* **AUSZUG**
'''

22.05.2019 11:06 |

Anzeige auf freiem Fuß

Entlarvt! Tiroler (38) hortete Waffen und Drogen

Einem fanatischen Waffensammler konnte die Polizei im Tiroler Lechtal (Bezirk Reutte) das Handwerk legen! Im Zuge einer Hausdurchsuchung entdeckten die Beamten 40 - zum Teil verbotene - Schusswaffen, Zubehör und jede Menge Munition. Im Keller stießen die Ermittler dann auch noch auf eine ganze Drogenplantage. Doch das war noch nicht alles …

Eine routinemäßige Fahrzeugkontrolle wurde dem 38-Jährigen letztendlich zum Verhängnis. Bereits am Montag war der Tiroler in der grenznahen deutschen Stadt Füssen aus dem Verkehr gezogen worden. Im Zuge der Kontrolle fanden die Beamten ein Magazin einer Waffe sowie fünf Stück Munition im Auto. Die deutschen Ermittler verständigten daraufhin sofort ihre Tiroler Kollegen.

Hausdurchsuchung angeordnet
Diese nahmen sofort Ermittlungen gegen den 38-jährigen Verdächtigen auf. Auch die Staatsanwaltschaft Innsbruck wurde informiert, die daraufhin eine Hausdurchsuchung anordnete. Eine solche wurde dann noch am selben Tag durchgeführt. „Am Wohnsitz des 38-Jährigen im Lechtal konnten Beamte der PI Elbigenalp und der PI Reutte schließlich insgesamt 40 Stück teils verbotene Waffen, Zubehör und insgesamt rund 3000 Schuss Munition sicherstellen“, heißt es vonseiten der Ermittler. Der Verdächtige sei nicht im Besitz entsprechender Dokumente. Über ihn wurde ein vorläufiges Waffenverbot ausgesprochen.

'''

* **EXTRAHIERTE ZEILEN**

'''

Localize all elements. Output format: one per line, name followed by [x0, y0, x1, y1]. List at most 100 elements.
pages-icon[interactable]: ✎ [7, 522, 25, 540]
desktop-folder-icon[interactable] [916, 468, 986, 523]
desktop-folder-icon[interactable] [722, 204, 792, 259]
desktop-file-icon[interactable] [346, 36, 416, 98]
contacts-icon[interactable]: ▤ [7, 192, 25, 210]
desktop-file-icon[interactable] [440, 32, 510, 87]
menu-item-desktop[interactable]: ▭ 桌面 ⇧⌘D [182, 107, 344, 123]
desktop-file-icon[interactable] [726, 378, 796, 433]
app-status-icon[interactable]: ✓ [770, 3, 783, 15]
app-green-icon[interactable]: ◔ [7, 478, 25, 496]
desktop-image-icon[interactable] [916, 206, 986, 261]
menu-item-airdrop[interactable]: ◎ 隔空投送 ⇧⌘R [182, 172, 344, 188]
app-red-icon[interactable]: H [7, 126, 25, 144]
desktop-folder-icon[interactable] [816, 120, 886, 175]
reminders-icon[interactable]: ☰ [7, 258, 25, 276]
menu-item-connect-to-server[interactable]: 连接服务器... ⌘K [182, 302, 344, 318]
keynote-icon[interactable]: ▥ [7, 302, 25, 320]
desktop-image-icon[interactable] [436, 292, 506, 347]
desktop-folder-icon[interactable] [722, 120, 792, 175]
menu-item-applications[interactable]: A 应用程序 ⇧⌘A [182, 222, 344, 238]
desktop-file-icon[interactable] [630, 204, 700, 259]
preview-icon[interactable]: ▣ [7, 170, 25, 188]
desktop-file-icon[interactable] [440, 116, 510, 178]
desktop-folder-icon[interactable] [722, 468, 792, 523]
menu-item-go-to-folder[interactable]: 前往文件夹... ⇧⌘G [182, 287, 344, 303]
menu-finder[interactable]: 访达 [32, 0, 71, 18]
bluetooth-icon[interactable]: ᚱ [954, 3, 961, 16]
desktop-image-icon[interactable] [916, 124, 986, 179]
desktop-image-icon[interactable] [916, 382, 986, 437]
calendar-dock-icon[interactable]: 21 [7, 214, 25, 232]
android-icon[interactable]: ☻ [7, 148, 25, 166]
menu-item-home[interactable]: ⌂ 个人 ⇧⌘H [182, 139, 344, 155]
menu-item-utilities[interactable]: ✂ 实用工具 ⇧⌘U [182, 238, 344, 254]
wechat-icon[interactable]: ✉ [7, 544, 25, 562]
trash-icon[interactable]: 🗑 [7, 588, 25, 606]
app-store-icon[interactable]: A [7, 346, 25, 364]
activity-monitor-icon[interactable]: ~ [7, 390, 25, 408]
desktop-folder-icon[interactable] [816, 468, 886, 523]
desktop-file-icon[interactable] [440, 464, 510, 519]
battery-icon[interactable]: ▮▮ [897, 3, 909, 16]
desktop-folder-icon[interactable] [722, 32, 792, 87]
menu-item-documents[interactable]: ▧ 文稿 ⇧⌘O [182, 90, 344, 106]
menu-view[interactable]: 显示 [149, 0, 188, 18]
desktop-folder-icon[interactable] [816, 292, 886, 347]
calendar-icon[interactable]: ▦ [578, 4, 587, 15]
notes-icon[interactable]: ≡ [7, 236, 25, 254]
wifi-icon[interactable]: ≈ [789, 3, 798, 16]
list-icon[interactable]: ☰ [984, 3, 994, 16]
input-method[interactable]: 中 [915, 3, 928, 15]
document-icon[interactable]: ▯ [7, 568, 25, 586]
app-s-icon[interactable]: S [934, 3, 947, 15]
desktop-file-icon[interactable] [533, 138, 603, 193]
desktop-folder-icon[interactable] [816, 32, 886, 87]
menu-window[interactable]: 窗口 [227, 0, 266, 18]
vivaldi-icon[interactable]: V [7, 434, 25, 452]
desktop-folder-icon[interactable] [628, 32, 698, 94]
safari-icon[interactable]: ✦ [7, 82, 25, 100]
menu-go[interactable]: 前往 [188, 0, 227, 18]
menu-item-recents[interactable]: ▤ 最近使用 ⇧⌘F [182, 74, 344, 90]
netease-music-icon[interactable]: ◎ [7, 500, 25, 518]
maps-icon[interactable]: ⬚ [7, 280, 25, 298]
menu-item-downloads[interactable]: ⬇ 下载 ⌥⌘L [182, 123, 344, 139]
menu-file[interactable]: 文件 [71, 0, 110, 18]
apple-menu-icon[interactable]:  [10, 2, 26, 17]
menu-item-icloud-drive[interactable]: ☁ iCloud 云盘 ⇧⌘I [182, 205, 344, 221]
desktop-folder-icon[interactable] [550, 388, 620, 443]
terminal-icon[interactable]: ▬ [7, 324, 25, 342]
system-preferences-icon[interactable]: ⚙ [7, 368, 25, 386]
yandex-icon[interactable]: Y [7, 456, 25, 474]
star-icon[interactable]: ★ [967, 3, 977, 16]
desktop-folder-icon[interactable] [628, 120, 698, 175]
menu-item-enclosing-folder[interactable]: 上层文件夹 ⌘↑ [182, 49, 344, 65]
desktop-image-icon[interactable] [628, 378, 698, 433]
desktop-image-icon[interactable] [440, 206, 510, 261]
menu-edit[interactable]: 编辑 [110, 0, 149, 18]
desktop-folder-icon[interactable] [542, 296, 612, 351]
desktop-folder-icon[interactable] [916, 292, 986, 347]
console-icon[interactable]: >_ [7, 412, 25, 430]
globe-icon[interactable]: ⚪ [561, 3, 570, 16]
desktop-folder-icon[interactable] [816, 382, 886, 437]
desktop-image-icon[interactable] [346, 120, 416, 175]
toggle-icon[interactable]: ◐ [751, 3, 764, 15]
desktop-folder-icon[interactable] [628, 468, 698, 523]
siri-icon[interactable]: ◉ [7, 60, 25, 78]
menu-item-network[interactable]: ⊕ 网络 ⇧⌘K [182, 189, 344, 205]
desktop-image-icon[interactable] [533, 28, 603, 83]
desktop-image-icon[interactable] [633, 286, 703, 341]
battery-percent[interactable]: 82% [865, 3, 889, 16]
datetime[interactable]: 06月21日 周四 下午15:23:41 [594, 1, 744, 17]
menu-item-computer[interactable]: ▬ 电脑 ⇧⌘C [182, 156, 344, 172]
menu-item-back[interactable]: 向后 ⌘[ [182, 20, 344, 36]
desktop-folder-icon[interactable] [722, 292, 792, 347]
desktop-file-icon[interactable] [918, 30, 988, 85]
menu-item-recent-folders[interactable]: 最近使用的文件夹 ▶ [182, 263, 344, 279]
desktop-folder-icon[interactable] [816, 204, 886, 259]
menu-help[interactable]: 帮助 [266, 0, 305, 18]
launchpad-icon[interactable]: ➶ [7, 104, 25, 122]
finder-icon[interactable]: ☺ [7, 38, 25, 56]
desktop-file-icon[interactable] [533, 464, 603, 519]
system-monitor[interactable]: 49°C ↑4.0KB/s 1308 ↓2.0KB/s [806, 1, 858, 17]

'''

* **ARBEITSAUFTRÄGE**
1/ Wie viel Munition stellten die Beamten laut dem Bericht über den Tiroler Waffensammler am Wohnsitz des 38-Jährigen sicher?
2/ Fassen Sie den Bericht über den Tiroler Waffensammler in zwei Sätzen zusammen.
3/ Schreiben Sie den Bericht über den Tiroler Waffensammler im Anschluss an seinen letzten Satz um einige Sätze fort.
Die Zeilen stellen eigenständiges Material dar und gehören nicht zum Auszug.

* **LÖSUNGEN**
1/ Rund 3000 Schuss Munition.

2/ Bei einer Fahrzeugkontrolle in Füssen fanden deutsche Beamte ein Magazin einer Waffe und fünf Stück Munition im Auto eines 38-jährigen Tirolers, woraufhin Tiroler Ermittler Untersuchungen aufnahmen und die Staatsanwaltschaft Innsbruck eine Hausdurchsuchung anordnete. An seinem Wohnsitz im Lechtal stellten die Beamten 40 teils verbotene Waffen, Zubehör und rund 3000 Schuss Munition sicher und entdeckten im Keller eine Drogenplantage, und über den Mann wurde ein vorläufiges Waffenverbot ausgesprochen.

3/
Cannabisplantage im Keller
Doch damit nicht genug: Im Keller stießen die Beamten dann auch noch auf eine Indoor-Plantage mit sechs Stück Cannabispflanzen und rund 300 Gramm Cannabiskraut. Auch die Drogen wurden beschlagnahmt.

Weiterer Wohnsitz, weitere Waffen
Die Ermittlungen waren damit aber noch nicht am Ende. Wie sich herausstellte, hat der mutmaßliche Waffennarr auch noch einen Nebenwohnsitz im Bezirk Innsbruck-Land. Die Folge: eine weitere Hausdurchsuchung. Und auch dort wurden die Polizisten fündig. „Es konnten Schusswaffen sichergestellt werden, welche der Vater des 38-Jährigen widerrechtlich an seinen Sohn zur Vernichtung überlassen hatte“, so die Ermittler. Auch über den Vater wurde ein vorläufiges Waffenverbot verhängt.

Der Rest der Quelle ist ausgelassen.